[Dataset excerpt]
╭──

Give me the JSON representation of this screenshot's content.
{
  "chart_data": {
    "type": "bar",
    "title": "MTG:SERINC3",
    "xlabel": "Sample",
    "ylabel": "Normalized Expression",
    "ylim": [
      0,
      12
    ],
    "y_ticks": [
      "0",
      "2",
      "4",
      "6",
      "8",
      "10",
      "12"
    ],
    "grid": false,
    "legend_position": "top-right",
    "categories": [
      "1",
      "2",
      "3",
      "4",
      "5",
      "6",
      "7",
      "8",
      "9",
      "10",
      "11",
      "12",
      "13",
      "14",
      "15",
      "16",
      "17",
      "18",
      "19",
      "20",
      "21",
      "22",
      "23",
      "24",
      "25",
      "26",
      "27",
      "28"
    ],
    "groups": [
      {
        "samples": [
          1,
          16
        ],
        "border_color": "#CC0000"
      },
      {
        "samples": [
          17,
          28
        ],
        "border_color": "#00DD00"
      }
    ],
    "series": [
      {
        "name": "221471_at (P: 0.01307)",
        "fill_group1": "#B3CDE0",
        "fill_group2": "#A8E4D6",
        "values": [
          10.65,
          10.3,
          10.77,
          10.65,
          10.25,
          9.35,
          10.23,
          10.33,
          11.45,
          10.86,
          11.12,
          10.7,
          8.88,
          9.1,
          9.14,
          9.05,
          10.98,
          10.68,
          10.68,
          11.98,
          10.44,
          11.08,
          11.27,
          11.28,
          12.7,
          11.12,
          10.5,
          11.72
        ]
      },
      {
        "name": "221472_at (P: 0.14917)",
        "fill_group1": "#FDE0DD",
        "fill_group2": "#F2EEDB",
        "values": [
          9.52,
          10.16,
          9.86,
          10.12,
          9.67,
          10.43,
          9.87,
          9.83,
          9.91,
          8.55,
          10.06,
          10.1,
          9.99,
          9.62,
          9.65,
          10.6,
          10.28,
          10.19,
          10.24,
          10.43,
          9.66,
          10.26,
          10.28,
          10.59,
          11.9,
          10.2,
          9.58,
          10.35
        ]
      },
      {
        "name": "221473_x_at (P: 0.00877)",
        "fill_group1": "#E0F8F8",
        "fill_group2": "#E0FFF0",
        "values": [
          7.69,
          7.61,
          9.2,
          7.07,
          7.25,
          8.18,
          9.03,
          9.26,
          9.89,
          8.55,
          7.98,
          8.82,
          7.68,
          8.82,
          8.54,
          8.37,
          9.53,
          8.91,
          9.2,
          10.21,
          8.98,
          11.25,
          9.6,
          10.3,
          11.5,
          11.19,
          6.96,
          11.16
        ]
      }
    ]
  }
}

╰──

Prompt:
Only a number is expected here: the count of lines in the listing that hold the string "name".

Full solution:
3